>> start Information given

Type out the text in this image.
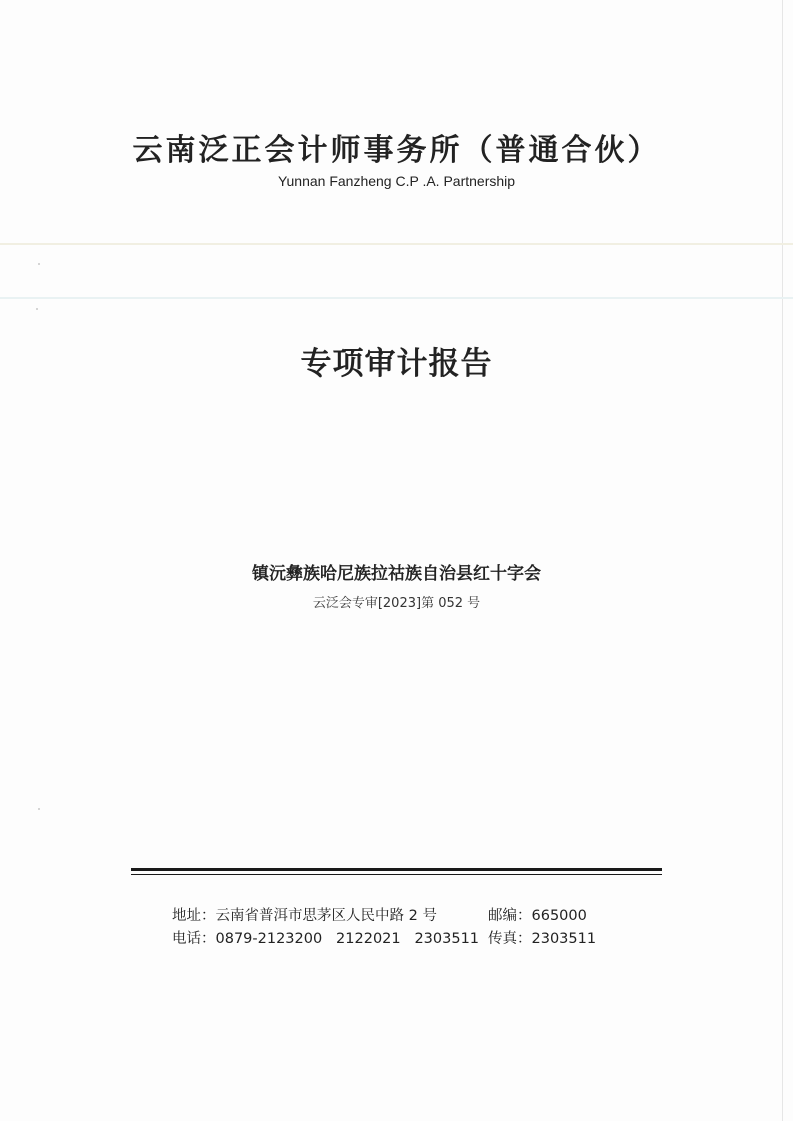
云南泛正会计师事务所（普通合伙）
Yunnan Fanzheng C.P .A. Partnership
专项审计报告
镇沅彝族哈尼族拉祜族自治县红十字会
云泛会专审[2023]第 052 号
地址：云南省普洱市思茅区人民中路 2 号	邮编：665000
电话：0879-2123200   2122021   2303511 传真：2303511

>> end Information given

» What you have to do: All of the lines above should be printed exactly, minus the pictures.

» Solution to the problem:
Type out the text in this image.
云南泛正会计师事务所（普通合伙）
Yunnan Fanzheng C.P .A. Partnership
专项审计报告
镇沅彝族哈尼族拉祜族自治县红十字会
云泛会专审[2023]第 052 号
地址：云南省普洱市思茅区人民中路 2 号	邮编：665000
电话：0879-2123200   2122021   2303511 传真：2303511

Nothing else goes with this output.